++++ Dataset rows ++++

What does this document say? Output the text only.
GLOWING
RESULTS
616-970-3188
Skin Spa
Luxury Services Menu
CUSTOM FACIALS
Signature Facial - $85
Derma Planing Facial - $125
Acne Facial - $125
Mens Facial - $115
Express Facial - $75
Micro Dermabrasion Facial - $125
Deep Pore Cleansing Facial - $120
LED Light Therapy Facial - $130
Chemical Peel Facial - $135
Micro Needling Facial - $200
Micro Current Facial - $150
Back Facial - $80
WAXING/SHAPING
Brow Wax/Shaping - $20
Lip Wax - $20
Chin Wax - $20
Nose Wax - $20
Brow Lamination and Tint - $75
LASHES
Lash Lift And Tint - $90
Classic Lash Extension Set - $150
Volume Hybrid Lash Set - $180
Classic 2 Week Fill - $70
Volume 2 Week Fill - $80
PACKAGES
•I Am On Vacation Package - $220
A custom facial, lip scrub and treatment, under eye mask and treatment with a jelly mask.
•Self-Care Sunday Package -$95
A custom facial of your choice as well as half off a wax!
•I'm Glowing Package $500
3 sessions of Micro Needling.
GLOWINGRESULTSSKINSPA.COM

++++

__What the exercise asks__: From the listing above, reproduce all the lines exactly.

__Full answer__:
What does this document say? Output the text only.
GLOWING
RESULTS
616-970-3188
Skin Spa
Luxury Services Menu
CUSTOM FACIALS
Signature Facial - $85
Derma Planing Facial - $125
Acne Facial - $125
Mens Facial - $115
Express Facial - $75
Micro Dermabrasion Facial - $125
Deep Pore Cleansing Facial - $120
LED Light Therapy Facial - $130
Chemical Peel Facial - $135
Micro Needling Facial - $200
Micro Current Facial - $150
Back Facial - $80
WAXING/SHAPING
Brow Wax/Shaping - $20
Lip Wax - $20
Chin Wax - $20
Nose Wax - $20
Brow Lamination and Tint - $75
LASHES
Lash Lift And Tint - $90
Classic Lash Extension Set - $150
Volume Hybrid Lash Set - $180
Classic 2 Week Fill - $70
Volume 2 Week Fill - $80
PACKAGES
•I Am On Vacation Package - $220
A custom facial, lip scrub and treatment, under eye mask and treatment with a jelly mask.
•Self-Care Sunday Package -$95
A custom facial of your choice as well as half off a wax!
•I'm Glowing Package $500
3 sessions of Micro Needling.
GLOWINGRESULTSSKINSPA.COM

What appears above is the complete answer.